> [Problem to work on]
Give a verbatim repeat of the lines that run from the line containing "What text is on this page?" to the end of the data below.

#### Given records ####

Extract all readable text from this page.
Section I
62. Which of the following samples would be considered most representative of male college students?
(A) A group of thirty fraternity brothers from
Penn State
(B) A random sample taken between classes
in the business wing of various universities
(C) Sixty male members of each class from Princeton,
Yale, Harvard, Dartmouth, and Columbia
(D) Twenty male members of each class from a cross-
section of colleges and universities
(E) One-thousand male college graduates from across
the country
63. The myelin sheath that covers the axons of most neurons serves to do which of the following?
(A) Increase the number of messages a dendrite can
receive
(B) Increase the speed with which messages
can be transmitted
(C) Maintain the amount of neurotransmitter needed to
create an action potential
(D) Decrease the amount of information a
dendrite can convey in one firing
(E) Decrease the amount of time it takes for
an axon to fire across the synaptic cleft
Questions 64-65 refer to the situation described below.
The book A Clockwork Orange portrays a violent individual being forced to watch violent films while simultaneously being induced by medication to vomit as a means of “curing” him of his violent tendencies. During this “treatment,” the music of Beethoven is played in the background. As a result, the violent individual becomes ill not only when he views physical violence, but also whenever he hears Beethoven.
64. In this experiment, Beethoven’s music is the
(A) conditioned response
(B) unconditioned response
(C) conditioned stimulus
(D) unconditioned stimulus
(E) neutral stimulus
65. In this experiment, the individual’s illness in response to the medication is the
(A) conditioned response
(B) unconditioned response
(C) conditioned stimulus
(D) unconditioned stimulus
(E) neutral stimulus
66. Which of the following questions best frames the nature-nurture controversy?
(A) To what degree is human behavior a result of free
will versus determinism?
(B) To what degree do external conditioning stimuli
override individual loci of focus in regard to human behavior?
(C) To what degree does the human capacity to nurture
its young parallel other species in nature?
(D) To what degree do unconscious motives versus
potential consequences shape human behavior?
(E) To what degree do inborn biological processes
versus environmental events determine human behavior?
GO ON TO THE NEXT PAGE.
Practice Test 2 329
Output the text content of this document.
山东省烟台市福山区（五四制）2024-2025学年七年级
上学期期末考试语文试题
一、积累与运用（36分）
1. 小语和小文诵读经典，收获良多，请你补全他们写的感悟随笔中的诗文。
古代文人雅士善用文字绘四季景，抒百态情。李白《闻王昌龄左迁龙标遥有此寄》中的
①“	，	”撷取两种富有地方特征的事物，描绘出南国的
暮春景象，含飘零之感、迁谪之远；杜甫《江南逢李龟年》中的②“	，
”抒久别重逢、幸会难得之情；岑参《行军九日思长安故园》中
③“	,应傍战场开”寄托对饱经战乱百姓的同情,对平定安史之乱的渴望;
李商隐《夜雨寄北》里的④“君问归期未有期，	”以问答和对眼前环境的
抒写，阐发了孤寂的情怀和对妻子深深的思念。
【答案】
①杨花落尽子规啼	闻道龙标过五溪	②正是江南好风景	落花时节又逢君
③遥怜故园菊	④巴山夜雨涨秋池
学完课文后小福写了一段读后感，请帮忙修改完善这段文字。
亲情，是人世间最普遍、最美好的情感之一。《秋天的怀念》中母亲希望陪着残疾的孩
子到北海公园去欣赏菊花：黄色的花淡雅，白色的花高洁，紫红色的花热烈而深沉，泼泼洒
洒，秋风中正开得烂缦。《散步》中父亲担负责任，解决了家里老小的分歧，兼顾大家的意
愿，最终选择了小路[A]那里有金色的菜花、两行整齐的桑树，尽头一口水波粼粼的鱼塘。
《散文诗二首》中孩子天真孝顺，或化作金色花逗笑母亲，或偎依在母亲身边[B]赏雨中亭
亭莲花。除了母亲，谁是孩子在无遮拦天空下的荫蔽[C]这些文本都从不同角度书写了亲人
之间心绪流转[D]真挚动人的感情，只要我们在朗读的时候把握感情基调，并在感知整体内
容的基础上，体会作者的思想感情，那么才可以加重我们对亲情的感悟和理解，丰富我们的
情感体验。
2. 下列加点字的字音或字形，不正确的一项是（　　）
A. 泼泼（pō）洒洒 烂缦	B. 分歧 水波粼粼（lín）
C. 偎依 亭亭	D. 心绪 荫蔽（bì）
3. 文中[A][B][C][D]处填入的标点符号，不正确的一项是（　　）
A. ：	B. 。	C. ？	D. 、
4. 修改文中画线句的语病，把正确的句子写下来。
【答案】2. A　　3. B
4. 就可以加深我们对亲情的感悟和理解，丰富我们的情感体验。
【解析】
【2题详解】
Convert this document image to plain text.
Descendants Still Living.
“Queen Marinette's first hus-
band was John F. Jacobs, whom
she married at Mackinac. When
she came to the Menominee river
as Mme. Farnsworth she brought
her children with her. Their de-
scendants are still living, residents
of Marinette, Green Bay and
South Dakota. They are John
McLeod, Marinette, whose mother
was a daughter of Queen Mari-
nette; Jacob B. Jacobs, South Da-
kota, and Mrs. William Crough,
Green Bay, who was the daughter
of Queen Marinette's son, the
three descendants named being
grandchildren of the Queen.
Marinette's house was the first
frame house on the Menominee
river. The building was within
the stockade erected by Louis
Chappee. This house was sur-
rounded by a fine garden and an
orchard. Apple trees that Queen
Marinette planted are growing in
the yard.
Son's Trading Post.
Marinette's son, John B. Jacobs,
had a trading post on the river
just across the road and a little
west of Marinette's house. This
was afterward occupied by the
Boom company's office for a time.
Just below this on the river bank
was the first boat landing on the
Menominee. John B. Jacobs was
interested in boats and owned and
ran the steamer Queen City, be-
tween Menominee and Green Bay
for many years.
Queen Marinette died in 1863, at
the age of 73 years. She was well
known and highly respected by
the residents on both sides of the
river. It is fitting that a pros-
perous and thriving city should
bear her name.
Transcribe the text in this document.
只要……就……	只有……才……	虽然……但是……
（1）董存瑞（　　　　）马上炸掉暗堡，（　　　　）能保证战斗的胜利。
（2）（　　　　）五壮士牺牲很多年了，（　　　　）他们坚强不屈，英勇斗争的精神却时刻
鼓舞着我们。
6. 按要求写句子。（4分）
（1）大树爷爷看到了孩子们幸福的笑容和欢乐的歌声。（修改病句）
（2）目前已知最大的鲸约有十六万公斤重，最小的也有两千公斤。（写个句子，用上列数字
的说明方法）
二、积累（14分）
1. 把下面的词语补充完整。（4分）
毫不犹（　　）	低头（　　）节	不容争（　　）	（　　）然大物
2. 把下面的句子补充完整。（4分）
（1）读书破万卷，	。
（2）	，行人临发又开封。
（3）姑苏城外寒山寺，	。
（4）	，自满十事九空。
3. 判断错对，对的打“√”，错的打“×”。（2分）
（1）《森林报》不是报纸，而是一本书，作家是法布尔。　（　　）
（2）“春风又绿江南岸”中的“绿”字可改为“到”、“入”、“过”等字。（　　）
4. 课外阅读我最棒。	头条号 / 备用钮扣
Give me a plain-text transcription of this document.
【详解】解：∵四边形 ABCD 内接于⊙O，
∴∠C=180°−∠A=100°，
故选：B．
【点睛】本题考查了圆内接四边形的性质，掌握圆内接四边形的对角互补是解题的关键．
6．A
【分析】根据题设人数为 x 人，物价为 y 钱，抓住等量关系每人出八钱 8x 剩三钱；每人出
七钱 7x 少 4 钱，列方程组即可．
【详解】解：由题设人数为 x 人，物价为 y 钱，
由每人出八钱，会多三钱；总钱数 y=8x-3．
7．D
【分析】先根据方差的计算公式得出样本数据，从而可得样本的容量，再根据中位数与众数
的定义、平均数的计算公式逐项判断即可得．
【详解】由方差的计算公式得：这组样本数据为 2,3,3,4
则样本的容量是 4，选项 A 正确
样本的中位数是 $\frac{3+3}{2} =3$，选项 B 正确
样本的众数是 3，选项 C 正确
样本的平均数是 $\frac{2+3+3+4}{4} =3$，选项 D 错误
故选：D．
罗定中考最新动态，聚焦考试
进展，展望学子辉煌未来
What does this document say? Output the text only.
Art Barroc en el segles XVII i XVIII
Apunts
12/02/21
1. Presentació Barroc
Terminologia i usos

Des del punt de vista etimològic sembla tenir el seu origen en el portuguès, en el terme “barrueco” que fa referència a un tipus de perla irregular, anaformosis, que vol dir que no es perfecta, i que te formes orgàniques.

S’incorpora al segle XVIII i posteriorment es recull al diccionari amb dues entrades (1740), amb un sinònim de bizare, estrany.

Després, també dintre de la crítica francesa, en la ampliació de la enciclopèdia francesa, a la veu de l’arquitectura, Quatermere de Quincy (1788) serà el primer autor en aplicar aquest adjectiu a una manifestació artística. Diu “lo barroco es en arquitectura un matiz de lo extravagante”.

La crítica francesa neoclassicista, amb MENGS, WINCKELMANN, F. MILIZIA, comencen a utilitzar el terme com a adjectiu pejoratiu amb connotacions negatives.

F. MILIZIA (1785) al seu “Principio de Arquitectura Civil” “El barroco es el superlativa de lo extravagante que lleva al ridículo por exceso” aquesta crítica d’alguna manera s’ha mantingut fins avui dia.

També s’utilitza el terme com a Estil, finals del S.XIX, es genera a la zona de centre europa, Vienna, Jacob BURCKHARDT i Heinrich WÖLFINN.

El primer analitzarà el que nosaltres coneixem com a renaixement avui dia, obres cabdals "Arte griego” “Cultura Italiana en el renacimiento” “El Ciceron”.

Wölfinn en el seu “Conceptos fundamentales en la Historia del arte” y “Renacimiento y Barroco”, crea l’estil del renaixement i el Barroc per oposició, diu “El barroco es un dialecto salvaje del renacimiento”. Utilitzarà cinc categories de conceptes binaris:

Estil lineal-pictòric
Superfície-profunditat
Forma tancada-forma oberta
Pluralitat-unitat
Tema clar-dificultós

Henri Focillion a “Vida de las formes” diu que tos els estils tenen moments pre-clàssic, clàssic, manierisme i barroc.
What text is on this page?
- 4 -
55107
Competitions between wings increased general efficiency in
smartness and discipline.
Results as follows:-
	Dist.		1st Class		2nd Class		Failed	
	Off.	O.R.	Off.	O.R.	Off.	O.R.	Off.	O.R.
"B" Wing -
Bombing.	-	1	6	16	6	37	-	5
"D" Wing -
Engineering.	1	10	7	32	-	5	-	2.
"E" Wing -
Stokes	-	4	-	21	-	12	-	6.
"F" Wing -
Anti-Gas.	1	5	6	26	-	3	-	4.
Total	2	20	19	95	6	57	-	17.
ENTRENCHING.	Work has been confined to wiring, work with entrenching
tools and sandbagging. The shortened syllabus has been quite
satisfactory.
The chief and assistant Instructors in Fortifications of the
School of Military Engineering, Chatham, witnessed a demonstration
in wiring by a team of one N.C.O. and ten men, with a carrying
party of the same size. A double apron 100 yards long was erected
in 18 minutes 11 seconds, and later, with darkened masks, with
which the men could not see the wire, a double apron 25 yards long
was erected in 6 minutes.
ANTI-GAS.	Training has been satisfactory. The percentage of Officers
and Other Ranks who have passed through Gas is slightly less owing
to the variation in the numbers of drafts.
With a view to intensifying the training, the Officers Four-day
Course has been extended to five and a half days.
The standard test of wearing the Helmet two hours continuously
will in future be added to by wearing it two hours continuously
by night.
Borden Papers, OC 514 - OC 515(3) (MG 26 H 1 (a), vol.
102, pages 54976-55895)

####

> [Written solution]
What text is on this page?
- 4 -
55107
Competitions between wings increased general efficiency in
smartness and discipline.
Results as follows:-
	Dist.		1st Class		2nd Class		Failed	
	Off.	O.R.	Off.	O.R.	Off.	O.R.	Off.	O.R.
"B" Wing -
Bombing.	-	1	6	16	6	37	-	5
"D" Wing -
Engineering.	1	10	7	32	-	5	-	2.
"E" Wing -
Stokes	-	4	-	21	-	12	-	6.
"F" Wing -
Anti-Gas.	1	5	6	26	-	3	-	4.
Total	2	20	19	95	6	57	-	17.
ENTRENCHING.	Work has been confined to wiring, work with entrenching
tools and sandbagging. The shortened syllabus has been quite
satisfactory.
The chief and assistant Instructors in Fortifications of the
School of Military Engineering, Chatham, witnessed a demonstration
in wiring by a team of one N.C.O. and ten men, with a carrying
party of the same size. A double apron 100 yards long was erected
in 18 minutes 11 seconds, and later, with darkened masks, with
which the men could not see the wire, a double apron 25 yards long
was erected in 6 minutes.
ANTI-GAS.	Training has been satisfactory. The percentage of Officers
and Other Ranks who have passed through Gas is slightly less owing
to the variation in the numbers of drafts.
With a view to intensifying the training, the Officers Four-day
Course has been extended to five and a half days.
The standard test of wearing the Helmet two hours continuously
will in future be added to by wearing it two hours continuously
by night.
Borden Papers, OC 514 - OC 515(3) (MG 26 H 1 (a), vol.
102, pages 54976-55895)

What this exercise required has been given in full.